═══ Data rows ═══
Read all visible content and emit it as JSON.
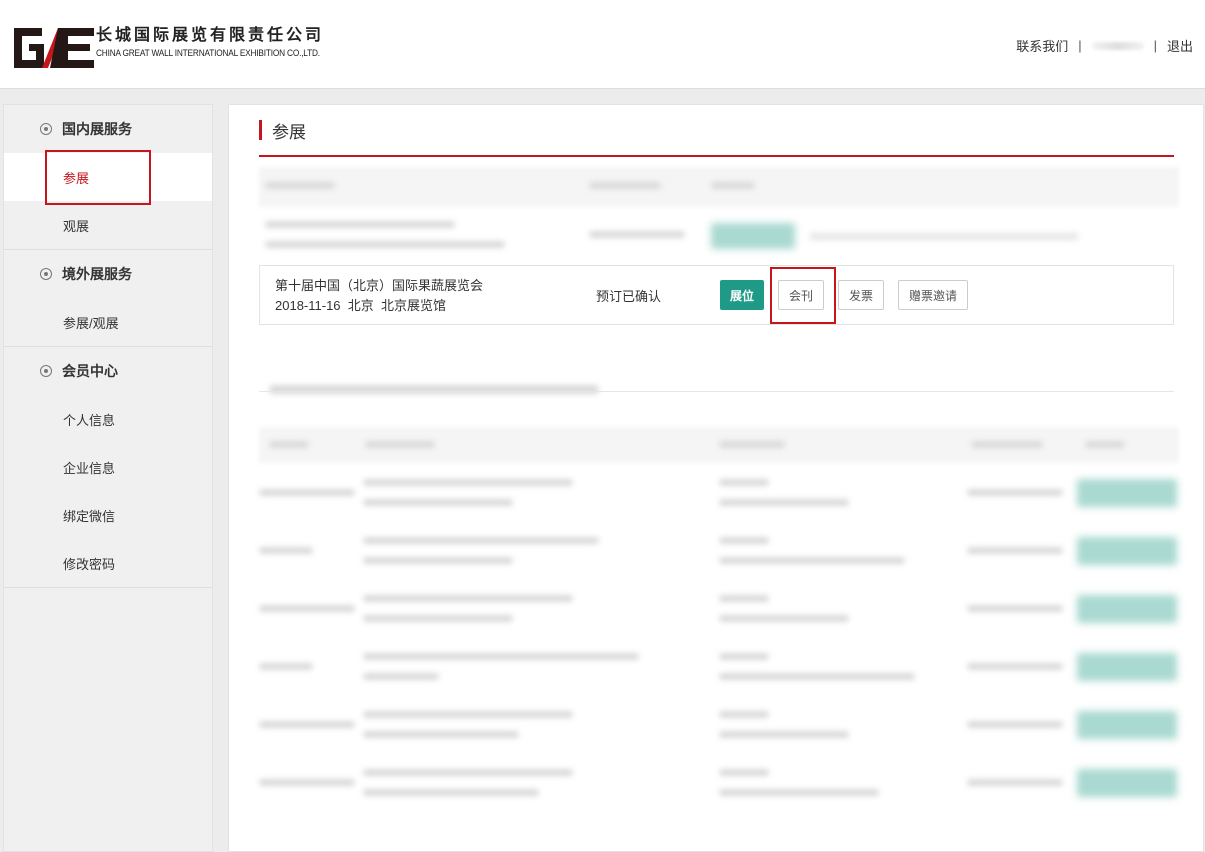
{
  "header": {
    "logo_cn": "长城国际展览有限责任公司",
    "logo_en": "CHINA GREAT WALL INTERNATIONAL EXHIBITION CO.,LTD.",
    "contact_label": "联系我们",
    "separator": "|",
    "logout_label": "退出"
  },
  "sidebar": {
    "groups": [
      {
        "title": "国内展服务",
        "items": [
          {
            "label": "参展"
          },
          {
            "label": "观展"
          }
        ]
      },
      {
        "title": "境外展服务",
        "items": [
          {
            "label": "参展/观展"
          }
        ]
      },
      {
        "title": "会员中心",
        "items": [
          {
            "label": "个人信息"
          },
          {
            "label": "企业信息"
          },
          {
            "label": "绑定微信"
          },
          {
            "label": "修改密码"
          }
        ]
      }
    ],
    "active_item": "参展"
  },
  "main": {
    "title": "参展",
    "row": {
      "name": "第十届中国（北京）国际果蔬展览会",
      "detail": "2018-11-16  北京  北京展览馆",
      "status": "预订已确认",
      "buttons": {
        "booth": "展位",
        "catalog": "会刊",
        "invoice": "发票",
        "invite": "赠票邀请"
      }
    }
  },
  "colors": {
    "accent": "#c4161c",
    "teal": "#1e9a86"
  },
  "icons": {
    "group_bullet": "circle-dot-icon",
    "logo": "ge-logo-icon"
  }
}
═══
═══ Data rows ═══
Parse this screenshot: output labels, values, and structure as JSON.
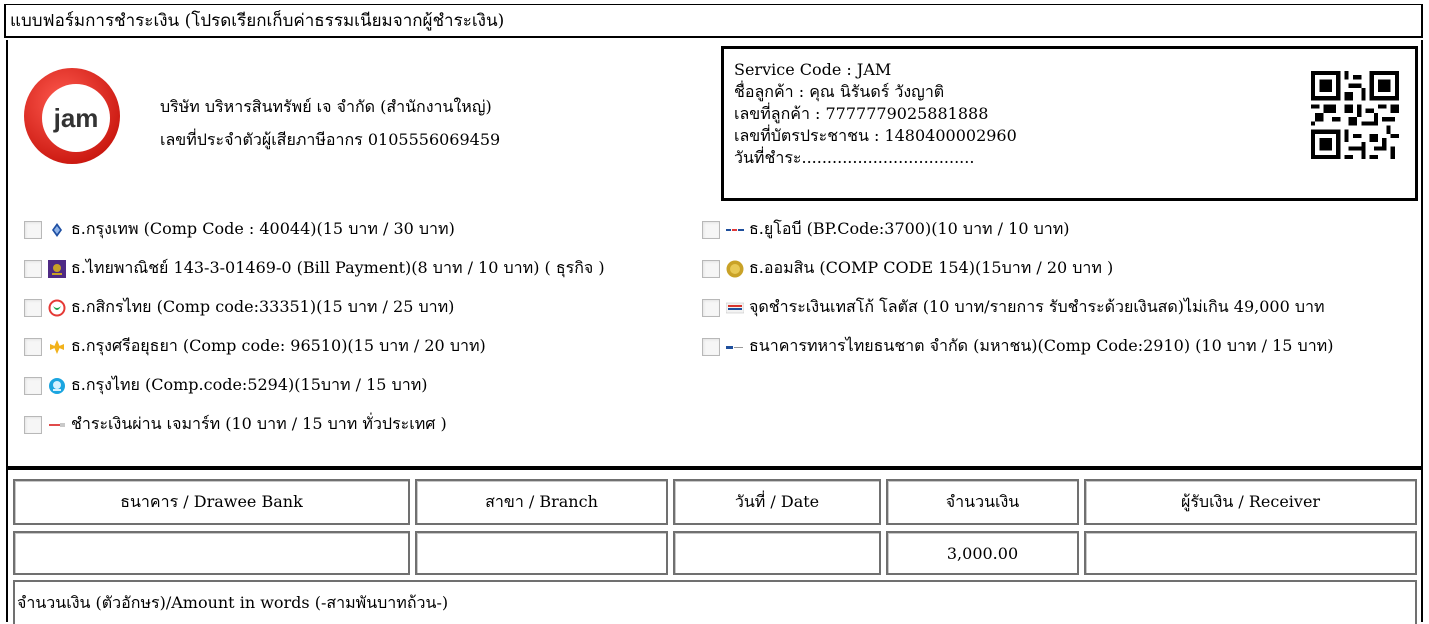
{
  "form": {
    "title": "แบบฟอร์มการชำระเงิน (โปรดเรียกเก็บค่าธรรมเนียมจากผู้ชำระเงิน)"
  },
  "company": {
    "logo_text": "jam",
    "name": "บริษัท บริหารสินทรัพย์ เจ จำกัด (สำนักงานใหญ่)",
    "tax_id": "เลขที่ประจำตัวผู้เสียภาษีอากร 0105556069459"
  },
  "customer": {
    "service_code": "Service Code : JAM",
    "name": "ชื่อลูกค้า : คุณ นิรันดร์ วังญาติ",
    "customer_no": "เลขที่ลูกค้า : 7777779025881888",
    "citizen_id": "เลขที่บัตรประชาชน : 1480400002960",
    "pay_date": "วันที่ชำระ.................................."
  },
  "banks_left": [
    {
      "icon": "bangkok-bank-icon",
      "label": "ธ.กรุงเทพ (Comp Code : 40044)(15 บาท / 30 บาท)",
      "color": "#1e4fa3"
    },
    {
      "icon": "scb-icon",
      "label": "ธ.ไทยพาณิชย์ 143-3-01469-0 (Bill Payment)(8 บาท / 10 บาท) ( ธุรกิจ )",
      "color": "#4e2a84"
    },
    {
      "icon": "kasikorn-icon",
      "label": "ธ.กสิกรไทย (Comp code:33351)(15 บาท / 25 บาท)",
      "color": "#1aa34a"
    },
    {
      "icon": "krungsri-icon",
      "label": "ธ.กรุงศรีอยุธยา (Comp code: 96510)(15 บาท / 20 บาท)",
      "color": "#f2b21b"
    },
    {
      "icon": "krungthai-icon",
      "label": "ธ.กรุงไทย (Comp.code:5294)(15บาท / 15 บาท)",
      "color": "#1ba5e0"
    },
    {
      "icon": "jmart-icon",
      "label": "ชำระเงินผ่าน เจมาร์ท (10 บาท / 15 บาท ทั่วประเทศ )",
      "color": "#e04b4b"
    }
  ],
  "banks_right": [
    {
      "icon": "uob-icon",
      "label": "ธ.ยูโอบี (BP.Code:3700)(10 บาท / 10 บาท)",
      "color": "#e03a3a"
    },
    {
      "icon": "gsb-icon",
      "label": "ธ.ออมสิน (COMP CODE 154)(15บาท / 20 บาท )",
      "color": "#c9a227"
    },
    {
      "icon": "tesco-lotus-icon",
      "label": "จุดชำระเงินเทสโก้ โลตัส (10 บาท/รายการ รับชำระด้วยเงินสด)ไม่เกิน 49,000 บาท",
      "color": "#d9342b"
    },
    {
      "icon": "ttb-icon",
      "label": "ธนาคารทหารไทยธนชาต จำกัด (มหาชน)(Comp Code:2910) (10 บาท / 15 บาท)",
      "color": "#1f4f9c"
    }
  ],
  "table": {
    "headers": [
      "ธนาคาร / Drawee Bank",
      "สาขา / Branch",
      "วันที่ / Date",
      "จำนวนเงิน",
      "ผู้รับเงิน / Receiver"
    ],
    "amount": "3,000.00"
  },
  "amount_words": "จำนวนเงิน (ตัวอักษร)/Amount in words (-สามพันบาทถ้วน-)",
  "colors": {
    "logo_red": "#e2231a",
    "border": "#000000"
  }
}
═══
## Written problem
Sift the material for lines with the string "name". Copy each one found.

## Result of the task
      "name": "第十届中国（北京）国际果蔬展览会",
    "name": "บริษัท บริหารสินทรัพย์ เจ จำกัด (สำนักงานใหญ่)",
    "name": "ชื่อลูกค้า : คุณ นิรันดร์ วังญาติ",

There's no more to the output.